> Task description: The records below need to be restated word for word.

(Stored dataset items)
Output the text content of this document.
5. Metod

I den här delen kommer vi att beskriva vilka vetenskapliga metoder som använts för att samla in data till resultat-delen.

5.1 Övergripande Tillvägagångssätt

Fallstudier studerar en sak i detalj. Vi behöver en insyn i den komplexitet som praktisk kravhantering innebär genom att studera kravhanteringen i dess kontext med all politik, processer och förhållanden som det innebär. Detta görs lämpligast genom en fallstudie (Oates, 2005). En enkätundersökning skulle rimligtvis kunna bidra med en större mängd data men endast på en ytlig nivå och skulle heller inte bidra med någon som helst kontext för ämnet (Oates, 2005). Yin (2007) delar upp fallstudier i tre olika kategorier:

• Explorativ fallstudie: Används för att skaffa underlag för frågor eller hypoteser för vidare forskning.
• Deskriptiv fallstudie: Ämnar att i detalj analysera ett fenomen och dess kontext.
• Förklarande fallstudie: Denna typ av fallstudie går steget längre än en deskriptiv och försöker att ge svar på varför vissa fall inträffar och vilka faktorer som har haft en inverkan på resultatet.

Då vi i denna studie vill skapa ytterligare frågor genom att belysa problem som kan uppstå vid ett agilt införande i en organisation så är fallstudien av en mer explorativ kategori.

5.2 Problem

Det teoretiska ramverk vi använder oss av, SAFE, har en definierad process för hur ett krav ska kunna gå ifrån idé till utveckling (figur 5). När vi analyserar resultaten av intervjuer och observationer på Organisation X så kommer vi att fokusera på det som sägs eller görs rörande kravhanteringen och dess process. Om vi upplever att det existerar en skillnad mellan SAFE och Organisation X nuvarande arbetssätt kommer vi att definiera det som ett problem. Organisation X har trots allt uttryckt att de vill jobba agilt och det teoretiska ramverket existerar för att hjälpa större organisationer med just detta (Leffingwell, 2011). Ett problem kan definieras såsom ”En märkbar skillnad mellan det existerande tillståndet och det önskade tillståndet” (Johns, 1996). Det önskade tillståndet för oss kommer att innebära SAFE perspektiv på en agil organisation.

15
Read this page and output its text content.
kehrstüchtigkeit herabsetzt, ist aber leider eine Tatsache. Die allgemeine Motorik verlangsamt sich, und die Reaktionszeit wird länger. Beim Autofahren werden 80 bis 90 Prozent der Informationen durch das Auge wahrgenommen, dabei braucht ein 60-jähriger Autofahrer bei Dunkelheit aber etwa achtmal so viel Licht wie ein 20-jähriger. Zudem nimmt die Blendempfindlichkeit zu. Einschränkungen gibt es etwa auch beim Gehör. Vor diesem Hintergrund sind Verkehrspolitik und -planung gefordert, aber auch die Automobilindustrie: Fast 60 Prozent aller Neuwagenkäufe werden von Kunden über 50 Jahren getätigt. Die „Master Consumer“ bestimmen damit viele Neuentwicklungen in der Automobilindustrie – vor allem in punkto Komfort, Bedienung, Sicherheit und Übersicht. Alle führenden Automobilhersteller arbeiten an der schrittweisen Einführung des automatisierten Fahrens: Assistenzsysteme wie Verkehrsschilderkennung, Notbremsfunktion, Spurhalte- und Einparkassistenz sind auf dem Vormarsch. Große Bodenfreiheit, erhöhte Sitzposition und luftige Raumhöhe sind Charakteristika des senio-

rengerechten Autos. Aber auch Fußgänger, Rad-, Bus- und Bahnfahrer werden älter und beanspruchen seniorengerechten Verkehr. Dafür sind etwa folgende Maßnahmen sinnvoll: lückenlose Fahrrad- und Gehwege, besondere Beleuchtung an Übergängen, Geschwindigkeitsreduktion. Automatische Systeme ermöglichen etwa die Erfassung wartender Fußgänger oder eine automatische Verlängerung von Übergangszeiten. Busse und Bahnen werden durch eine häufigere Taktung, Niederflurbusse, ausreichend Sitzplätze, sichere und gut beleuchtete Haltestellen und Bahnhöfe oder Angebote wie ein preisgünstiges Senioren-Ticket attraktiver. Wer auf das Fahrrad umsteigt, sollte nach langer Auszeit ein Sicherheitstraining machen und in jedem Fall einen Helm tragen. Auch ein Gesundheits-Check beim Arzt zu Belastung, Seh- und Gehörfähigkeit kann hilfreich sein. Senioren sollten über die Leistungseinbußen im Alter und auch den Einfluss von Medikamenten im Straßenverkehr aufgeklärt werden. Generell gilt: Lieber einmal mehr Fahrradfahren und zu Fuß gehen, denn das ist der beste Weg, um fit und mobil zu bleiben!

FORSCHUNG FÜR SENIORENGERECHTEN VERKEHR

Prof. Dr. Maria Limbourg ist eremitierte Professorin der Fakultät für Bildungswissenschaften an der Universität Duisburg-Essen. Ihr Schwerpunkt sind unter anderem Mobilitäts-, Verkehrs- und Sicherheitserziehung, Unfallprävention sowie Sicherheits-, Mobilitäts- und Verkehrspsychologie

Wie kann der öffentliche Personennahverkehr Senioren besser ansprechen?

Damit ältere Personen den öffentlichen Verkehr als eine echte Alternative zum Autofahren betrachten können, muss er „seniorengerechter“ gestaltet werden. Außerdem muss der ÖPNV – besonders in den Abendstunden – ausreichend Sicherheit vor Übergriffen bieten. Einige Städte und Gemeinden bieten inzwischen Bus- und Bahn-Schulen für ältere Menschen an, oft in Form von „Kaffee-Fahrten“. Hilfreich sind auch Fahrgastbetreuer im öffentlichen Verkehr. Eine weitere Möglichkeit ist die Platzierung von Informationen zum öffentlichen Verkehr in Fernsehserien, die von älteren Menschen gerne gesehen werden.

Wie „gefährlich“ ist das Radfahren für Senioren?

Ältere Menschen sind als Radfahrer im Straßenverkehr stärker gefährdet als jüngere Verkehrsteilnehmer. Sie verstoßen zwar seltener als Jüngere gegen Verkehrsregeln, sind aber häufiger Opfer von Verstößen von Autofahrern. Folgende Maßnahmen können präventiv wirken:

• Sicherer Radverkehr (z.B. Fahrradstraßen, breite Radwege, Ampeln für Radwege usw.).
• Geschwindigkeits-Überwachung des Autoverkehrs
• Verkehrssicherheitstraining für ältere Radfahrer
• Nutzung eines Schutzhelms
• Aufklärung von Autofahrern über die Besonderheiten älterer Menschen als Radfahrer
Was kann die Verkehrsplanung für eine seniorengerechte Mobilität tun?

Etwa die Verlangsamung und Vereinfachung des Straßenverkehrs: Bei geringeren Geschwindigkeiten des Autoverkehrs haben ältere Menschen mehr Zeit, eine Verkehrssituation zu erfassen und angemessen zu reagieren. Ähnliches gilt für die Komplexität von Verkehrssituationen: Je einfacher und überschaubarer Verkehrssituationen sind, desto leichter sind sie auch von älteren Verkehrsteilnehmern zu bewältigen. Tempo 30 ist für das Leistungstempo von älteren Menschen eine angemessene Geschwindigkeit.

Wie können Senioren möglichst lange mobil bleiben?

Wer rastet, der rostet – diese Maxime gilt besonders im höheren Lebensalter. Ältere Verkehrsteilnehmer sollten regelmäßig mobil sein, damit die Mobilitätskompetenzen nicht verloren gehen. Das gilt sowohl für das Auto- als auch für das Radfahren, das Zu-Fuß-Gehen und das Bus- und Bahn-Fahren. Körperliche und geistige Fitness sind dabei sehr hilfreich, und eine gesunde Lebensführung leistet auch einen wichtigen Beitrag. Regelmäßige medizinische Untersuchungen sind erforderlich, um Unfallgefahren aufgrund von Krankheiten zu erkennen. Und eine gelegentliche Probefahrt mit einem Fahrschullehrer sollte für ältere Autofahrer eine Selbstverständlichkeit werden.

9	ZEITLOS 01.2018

> Output of the task:
Output the text content of this document.
5. Metod

I den här delen kommer vi att beskriva vilka vetenskapliga metoder som använts för att samla in data till resultat-delen.

5.1 Övergripande Tillvägagångssätt

Fallstudier studerar en sak i detalj. Vi behöver en insyn i den komplexitet som praktisk kravhantering innebär genom att studera kravhanteringen i dess kontext med all politik, processer och förhållanden som det innebär. Detta görs lämpligast genom en fallstudie (Oates, 2005). En enkätundersökning skulle rimligtvis kunna bidra med en större mängd data men endast på en ytlig nivå och skulle heller inte bidra med någon som helst kontext för ämnet (Oates, 2005). Yin (2007) delar upp fallstudier i tre olika kategorier:

• Explorativ fallstudie: Används för att skaffa underlag för frågor eller hypoteser för vidare forskning.
• Deskriptiv fallstudie: Ämnar att i detalj analysera ett fenomen och dess kontext.
• Förklarande fallstudie: Denna typ av fallstudie går steget längre än en deskriptiv och försöker att ge svar på varför vissa fall inträffar och vilka faktorer som har haft en inverkan på resultatet.

Då vi i denna studie vill skapa ytterligare frågor genom att belysa problem som kan uppstå vid ett agilt införande i en organisation så är fallstudien av en mer explorativ kategori.

5.2 Problem

Det teoretiska ramverk vi använder oss av, SAFE, har en definierad process för hur ett krav ska kunna gå ifrån idé till utveckling (figur 5). När vi analyserar resultaten av intervjuer och observationer på Organisation X så kommer vi att fokusera på det som sägs eller görs rörande kravhanteringen och dess process. Om vi upplever att det existerar en skillnad mellan SAFE och Organisation X nuvarande arbetssätt kommer vi att definiera det som ett problem. Organisation X har trots allt uttryckt att de vill jobba agilt och det teoretiska ramverket existerar för att hjälpa större organisationer med just detta (Leffingwell, 2011). Ett problem kan definieras såsom ”En märkbar skillnad mellan det existerande tillståndet och det önskade tillståndet” (Johns, 1996). Det önskade tillståndet för oss kommer att innebära SAFE perspektiv på en agil organisation.

15
Read this page and output its text content.
kehrstüchtigkeit herabsetzt, ist aber leider eine Tatsache. Die allgemeine Motorik verlangsamt sich, und die Reaktionszeit wird länger. Beim Autofahren werden 80 bis 90 Prozent der Informationen durch das Auge wahrgenommen, dabei braucht ein 60-jähriger Autofahrer bei Dunkelheit aber etwa achtmal so viel Licht wie ein 20-jähriger. Zudem nimmt die Blendempfindlichkeit zu. Einschränkungen gibt es etwa auch beim Gehör. Vor diesem Hintergrund sind Verkehrspolitik und -planung gefordert, aber auch die Automobilindustrie: Fast 60 Prozent aller Neuwagenkäufe werden von Kunden über 50 Jahren getätigt. Die „Master Consumer“ bestimmen damit viele Neuentwicklungen in der Automobilindustrie – vor allem in punkto Komfort, Bedienung, Sicherheit und Übersicht. Alle führenden Automobilhersteller arbeiten an der schrittweisen Einführung des automatisierten Fahrens: Assistenzsysteme wie Verkehrsschilderkennung, Notbremsfunktion, Spurhalte- und Einparkassistenz sind auf dem Vormarsch. Große Bodenfreiheit, erhöhte Sitzposition und luftige Raumhöhe sind Charakteristika des senio-

rengerechten Autos. Aber auch Fußgänger, Rad-, Bus- und Bahnfahrer werden älter und beanspruchen seniorengerechten Verkehr. Dafür sind etwa folgende Maßnahmen sinnvoll: lückenlose Fahrrad- und Gehwege, besondere Beleuchtung an Übergängen, Geschwindigkeitsreduktion. Automatische Systeme ermöglichen etwa die Erfassung wartender Fußgänger oder eine automatische Verlängerung von Übergangszeiten. Busse und Bahnen werden durch eine häufigere Taktung, Niederflurbusse, ausreichend Sitzplätze, sichere und gut beleuchtete Haltestellen und Bahnhöfe oder Angebote wie ein preisgünstiges Senioren-Ticket attraktiver. Wer auf das Fahrrad umsteigt, sollte nach langer Auszeit ein Sicherheitstraining machen und in jedem Fall einen Helm tragen. Auch ein Gesundheits-Check beim Arzt zu Belastung, Seh- und Gehörfähigkeit kann hilfreich sein. Senioren sollten über die Leistungseinbußen im Alter und auch den Einfluss von Medikamenten im Straßenverkehr aufgeklärt werden. Generell gilt: Lieber einmal mehr Fahrradfahren und zu Fuß gehen, denn das ist der beste Weg, um fit und mobil zu bleiben!

FORSCHUNG FÜR SENIORENGERECHTEN VERKEHR

Prof. Dr. Maria Limbourg ist eremitierte Professorin der Fakultät für Bildungswissenschaften an der Universität Duisburg-Essen. Ihr Schwerpunkt sind unter anderem Mobilitäts-, Verkehrs- und Sicherheitserziehung, Unfallprävention sowie Sicherheits-, Mobilitäts- und Verkehrspsychologie

Wie kann der öffentliche Personennahverkehr Senioren besser ansprechen?

Damit ältere Personen den öffentlichen Verkehr als eine echte Alternative zum Autofahren betrachten können, muss er „seniorengerechter“ gestaltet werden. Außerdem muss der ÖPNV – besonders in den Abendstunden – ausreichend Sicherheit vor Übergriffen bieten. Einige Städte und Gemeinden bieten inzwischen Bus- und Bahn-Schulen für ältere Menschen an, oft in Form von „Kaffee-Fahrten“. Hilfreich sind auch Fahrgastbetreuer im öffentlichen Verkehr. Eine weitere Möglichkeit ist die Platzierung von Informationen zum öffentlichen Verkehr in Fernsehserien, die von älteren Menschen gerne gesehen werden.

Wie „gefährlich“ ist das Radfahren für Senioren?

Ältere Menschen sind als Radfahrer im Straßenverkehr stärker gefährdet als jüngere Verkehrsteilnehmer. Sie verstoßen zwar seltener als Jüngere gegen Verkehrsregeln, sind aber häufiger Opfer von Verstößen von Autofahrern. Folgende Maßnahmen können präventiv wirken:

• Sicherer Radverkehr (z.B. Fahrradstraßen, breite Radwege, Ampeln für Radwege usw.).
• Geschwindigkeits-Überwachung des Autoverkehrs
• Verkehrssicherheitstraining für ältere Radfahrer
• Nutzung eines Schutzhelms
• Aufklärung von Autofahrern über die Besonderheiten älterer Menschen als Radfahrer
Was kann die Verkehrsplanung für eine seniorengerechte Mobilität tun?

Etwa die Verlangsamung und Vereinfachung des Straßenverkehrs: Bei geringeren Geschwindigkeiten des Autoverkehrs haben ältere Menschen mehr Zeit, eine Verkehrssituation zu erfassen und angemessen zu reagieren. Ähnliches gilt für die Komplexität von Verkehrssituationen: Je einfacher und überschaubarer Verkehrssituationen sind, desto leichter sind sie auch von älteren Verkehrsteilnehmern zu bewältigen. Tempo 30 ist für das Leistungstempo von älteren Menschen eine angemessene Geschwindigkeit.

Wie können Senioren möglichst lange mobil bleiben?

Wer rastet, der rostet – diese Maxime gilt besonders im höheren Lebensalter. Ältere Verkehrsteilnehmer sollten regelmäßig mobil sein, damit die Mobilitätskompetenzen nicht verloren gehen. Das gilt sowohl für das Auto- als auch für das Radfahren, das Zu-Fuß-Gehen und das Bus- und Bahn-Fahren. Körperliche und geistige Fitness sind dabei sehr hilfreich, und eine gesunde Lebensführung leistet auch einen wichtigen Beitrag. Regelmäßige medizinische Untersuchungen sind erforderlich, um Unfallgefahren aufgrund von Krankheiten zu erkennen. Und eine gelegentliche Probefahrt mit einem Fahrschullehrer sollte für ältere Autofahrer eine Selbstverständlichkeit werden.

9	ZEITLOS 01.2018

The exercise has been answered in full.